## [WHAT IS EXPECTED]
Pull out each line of the data that includes the word "scientific".

——————————

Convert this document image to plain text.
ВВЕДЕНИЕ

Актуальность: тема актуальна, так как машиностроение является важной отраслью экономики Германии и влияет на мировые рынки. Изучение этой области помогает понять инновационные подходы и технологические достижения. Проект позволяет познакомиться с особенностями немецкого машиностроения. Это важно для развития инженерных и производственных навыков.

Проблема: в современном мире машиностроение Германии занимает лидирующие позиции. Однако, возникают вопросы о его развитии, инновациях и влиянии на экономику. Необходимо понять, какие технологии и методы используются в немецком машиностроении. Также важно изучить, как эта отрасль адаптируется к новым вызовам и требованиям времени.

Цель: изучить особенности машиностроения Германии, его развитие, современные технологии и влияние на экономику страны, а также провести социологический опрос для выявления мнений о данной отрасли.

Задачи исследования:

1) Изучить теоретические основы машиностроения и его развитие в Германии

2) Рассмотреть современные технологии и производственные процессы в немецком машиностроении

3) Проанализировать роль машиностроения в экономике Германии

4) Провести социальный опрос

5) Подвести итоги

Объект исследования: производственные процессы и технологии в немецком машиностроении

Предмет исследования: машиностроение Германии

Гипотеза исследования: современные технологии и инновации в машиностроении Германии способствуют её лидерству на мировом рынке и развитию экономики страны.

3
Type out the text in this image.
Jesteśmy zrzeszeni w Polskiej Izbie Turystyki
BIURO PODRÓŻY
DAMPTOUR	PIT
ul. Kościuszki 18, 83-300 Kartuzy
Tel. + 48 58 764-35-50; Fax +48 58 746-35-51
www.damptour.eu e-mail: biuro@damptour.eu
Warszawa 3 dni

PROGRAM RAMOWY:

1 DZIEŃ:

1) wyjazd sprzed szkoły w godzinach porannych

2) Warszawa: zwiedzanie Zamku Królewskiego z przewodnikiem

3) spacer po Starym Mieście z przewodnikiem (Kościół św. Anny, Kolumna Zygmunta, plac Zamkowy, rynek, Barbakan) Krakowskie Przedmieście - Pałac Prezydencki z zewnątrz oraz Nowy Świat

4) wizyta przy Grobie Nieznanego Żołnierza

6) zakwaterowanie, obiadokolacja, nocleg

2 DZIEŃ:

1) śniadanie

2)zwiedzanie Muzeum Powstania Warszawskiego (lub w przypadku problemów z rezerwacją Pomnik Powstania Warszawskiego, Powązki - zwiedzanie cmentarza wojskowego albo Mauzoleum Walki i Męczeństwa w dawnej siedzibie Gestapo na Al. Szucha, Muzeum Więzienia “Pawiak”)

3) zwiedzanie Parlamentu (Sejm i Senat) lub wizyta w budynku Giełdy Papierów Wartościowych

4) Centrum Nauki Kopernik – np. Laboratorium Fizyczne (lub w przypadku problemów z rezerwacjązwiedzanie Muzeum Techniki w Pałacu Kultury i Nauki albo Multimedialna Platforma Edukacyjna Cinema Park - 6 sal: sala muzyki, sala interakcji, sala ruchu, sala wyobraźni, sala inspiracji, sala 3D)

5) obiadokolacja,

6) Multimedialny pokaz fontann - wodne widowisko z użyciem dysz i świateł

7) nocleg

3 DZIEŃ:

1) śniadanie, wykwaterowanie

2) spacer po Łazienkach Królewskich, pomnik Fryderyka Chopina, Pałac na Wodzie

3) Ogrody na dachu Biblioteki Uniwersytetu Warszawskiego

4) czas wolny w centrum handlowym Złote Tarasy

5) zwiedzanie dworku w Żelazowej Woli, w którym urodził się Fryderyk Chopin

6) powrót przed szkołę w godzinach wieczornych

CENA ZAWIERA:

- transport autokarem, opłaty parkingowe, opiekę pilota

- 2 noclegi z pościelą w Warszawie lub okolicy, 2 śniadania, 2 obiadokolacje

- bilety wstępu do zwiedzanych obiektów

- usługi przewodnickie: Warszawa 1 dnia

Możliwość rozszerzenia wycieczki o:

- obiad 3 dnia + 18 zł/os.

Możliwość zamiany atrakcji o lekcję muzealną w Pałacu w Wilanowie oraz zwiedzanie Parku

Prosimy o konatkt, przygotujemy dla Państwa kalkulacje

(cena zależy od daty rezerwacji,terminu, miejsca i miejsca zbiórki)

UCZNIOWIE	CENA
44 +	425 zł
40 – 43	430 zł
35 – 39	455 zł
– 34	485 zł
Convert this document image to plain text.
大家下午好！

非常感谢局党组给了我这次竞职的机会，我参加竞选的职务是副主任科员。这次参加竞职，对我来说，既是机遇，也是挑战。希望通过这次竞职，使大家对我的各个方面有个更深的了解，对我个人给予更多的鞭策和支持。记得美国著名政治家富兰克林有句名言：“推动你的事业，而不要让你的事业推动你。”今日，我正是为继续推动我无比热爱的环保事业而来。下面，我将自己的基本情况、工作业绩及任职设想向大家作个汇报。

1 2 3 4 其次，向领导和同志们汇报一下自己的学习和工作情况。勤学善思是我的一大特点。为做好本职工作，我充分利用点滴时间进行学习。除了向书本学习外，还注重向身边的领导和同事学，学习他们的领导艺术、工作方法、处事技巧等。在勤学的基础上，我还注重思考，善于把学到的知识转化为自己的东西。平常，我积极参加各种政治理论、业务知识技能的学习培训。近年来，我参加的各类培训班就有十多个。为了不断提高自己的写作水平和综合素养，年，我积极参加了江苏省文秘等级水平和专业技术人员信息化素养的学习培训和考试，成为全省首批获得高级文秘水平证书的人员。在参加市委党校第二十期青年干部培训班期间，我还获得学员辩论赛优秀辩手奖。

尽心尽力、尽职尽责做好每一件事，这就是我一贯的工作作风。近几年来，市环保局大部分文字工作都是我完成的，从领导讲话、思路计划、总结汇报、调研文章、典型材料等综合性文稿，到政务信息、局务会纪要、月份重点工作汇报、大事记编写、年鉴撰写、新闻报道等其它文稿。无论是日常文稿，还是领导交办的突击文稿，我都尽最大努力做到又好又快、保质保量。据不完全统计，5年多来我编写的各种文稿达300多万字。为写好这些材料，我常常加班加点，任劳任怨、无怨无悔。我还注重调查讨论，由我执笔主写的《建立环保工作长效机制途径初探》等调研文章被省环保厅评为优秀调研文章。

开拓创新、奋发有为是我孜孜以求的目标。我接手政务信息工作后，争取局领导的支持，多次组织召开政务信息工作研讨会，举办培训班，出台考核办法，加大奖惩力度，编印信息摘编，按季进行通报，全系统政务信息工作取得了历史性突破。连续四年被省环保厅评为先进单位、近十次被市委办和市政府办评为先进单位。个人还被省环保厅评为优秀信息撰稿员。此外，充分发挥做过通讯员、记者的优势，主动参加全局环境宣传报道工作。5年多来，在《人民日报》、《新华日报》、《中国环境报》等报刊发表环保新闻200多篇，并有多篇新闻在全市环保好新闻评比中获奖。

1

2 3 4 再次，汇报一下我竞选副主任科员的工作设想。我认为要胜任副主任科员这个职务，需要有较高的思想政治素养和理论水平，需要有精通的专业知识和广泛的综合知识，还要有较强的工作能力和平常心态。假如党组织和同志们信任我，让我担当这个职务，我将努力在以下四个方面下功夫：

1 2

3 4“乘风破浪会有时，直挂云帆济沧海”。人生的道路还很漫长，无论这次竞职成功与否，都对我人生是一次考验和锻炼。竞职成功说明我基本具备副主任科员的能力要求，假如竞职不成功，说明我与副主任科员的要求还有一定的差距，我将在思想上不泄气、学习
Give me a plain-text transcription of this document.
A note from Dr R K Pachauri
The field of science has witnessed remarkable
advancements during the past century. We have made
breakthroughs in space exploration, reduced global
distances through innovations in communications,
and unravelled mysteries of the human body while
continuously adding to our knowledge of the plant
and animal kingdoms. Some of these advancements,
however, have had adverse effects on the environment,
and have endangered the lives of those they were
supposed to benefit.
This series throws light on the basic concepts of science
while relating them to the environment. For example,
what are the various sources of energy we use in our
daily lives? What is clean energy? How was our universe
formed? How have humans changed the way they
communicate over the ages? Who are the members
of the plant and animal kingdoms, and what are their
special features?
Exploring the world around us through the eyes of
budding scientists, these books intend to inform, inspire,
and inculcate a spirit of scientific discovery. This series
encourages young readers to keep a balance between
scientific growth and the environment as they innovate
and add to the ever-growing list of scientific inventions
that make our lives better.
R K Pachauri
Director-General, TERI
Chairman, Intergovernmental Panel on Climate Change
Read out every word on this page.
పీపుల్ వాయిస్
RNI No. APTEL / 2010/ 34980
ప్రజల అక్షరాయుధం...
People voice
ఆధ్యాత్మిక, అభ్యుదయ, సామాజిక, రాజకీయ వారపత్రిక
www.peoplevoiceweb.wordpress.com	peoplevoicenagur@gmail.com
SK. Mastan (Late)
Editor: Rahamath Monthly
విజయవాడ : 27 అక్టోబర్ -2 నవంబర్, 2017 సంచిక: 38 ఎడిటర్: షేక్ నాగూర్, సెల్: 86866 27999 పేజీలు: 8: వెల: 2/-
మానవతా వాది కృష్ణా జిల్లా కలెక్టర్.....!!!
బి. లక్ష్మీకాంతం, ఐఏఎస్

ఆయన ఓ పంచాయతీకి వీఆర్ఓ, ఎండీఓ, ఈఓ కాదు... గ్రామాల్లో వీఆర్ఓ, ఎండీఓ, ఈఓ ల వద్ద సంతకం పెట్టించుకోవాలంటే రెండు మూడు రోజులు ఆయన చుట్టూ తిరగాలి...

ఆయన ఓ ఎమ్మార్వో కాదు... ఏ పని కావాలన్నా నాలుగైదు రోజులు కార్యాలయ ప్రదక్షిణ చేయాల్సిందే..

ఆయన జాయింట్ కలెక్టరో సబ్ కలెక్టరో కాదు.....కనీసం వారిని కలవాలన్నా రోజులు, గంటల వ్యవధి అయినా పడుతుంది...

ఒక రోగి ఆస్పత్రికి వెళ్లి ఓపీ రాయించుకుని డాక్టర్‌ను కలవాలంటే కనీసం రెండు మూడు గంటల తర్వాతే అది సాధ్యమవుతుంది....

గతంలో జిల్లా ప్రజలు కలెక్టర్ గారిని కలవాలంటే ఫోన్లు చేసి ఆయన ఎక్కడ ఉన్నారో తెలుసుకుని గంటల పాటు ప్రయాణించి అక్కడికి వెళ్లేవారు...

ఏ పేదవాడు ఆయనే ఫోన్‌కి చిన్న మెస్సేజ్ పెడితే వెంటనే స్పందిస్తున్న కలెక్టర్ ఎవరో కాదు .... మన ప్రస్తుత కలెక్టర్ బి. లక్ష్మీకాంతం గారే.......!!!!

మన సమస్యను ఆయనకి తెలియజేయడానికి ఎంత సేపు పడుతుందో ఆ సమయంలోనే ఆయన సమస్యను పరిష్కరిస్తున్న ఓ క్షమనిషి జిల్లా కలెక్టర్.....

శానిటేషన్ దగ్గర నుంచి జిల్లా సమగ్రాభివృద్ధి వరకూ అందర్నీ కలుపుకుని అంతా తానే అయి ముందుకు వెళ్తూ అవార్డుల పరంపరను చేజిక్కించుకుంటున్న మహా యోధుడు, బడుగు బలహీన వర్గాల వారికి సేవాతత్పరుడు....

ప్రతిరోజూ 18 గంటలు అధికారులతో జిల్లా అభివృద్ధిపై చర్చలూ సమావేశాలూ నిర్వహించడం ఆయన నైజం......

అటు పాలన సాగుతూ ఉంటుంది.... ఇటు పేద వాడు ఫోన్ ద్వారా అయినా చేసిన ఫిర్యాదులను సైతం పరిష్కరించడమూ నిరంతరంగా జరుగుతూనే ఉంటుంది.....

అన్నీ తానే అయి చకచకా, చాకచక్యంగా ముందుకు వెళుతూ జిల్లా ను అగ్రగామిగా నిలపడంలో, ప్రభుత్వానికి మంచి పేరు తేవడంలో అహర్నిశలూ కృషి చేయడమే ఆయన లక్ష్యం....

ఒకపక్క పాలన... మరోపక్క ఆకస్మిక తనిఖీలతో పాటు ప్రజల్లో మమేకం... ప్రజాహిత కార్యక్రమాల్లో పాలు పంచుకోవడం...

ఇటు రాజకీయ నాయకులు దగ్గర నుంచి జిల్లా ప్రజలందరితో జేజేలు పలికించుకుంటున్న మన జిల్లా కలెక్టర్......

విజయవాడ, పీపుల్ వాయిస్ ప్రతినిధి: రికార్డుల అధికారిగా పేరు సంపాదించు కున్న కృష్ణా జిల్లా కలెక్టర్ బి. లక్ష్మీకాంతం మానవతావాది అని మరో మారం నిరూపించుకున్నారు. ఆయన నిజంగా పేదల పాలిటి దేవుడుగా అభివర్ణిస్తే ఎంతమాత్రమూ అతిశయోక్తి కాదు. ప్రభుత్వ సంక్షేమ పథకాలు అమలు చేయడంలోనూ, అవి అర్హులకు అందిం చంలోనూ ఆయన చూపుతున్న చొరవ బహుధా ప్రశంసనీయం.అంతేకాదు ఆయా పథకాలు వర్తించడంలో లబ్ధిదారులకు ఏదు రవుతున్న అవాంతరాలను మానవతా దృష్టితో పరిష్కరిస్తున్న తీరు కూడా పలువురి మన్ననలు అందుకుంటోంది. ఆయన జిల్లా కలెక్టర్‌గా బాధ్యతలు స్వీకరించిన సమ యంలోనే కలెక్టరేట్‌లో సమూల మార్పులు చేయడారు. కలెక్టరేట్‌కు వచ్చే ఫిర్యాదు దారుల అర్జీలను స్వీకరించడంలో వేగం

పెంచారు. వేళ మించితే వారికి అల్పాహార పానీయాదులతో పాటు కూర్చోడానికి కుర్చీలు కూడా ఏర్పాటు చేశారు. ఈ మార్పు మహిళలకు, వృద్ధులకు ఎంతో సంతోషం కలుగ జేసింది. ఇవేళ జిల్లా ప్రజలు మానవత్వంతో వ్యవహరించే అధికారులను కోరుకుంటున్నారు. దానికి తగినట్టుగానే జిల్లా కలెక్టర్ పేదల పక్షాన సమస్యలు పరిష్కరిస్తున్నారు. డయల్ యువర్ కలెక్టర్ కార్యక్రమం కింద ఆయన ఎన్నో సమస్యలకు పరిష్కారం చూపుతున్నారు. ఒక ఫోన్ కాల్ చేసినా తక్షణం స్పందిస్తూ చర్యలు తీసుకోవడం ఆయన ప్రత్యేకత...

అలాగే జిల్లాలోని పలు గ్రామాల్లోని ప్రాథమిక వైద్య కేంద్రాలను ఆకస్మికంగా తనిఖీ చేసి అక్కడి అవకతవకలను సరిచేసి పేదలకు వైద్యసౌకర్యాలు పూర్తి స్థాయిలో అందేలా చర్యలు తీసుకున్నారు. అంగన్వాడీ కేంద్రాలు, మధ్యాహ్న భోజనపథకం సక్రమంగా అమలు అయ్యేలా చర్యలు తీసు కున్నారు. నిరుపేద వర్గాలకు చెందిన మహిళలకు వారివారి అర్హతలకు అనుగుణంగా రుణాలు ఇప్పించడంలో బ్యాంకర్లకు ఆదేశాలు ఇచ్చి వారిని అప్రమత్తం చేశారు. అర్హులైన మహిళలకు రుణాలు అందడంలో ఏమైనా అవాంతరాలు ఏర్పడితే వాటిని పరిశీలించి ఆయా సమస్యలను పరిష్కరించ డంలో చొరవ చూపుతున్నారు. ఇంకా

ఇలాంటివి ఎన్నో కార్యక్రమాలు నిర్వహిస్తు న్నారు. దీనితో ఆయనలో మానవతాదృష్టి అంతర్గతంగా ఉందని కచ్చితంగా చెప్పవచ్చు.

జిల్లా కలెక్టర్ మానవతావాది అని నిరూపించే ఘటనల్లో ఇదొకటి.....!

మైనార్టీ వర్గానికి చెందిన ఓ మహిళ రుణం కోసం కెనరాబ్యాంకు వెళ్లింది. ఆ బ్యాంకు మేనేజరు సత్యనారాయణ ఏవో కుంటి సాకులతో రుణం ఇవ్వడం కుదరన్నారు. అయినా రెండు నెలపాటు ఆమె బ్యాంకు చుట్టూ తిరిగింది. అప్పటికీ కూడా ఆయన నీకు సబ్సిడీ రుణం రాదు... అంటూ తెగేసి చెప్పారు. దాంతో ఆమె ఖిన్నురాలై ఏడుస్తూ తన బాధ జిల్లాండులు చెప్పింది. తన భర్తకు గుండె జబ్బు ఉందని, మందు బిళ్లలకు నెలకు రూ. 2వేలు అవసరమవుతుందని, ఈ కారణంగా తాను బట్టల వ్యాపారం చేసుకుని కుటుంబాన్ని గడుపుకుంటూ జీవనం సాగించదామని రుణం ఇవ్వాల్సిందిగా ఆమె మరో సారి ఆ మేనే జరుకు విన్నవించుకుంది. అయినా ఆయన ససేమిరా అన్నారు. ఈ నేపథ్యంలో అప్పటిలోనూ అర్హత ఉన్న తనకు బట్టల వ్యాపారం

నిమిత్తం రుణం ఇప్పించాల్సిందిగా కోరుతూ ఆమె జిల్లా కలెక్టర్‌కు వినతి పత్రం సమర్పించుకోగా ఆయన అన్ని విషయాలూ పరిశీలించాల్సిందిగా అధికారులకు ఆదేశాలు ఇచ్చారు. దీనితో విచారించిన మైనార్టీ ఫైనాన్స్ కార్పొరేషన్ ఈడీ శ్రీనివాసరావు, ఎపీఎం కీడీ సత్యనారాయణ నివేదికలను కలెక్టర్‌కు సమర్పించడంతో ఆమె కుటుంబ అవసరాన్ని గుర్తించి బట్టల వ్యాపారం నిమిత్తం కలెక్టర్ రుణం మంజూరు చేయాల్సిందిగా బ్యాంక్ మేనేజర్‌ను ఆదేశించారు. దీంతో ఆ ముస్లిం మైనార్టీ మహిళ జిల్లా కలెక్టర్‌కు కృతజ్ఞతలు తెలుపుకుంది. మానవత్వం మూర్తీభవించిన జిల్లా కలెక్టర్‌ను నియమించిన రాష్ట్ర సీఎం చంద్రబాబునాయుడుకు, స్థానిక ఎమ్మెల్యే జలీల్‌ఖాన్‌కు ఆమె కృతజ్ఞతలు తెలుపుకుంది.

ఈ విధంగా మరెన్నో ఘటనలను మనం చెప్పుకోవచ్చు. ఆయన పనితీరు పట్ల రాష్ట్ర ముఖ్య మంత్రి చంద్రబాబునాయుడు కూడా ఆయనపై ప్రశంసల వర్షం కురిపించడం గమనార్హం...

——————————

## [WRITTEN SOLUTION]
and inculcate a spirit of scientific discovery. This series
scientific growth and the environment as they innovate
and add to the ever-growing list of scientific inventions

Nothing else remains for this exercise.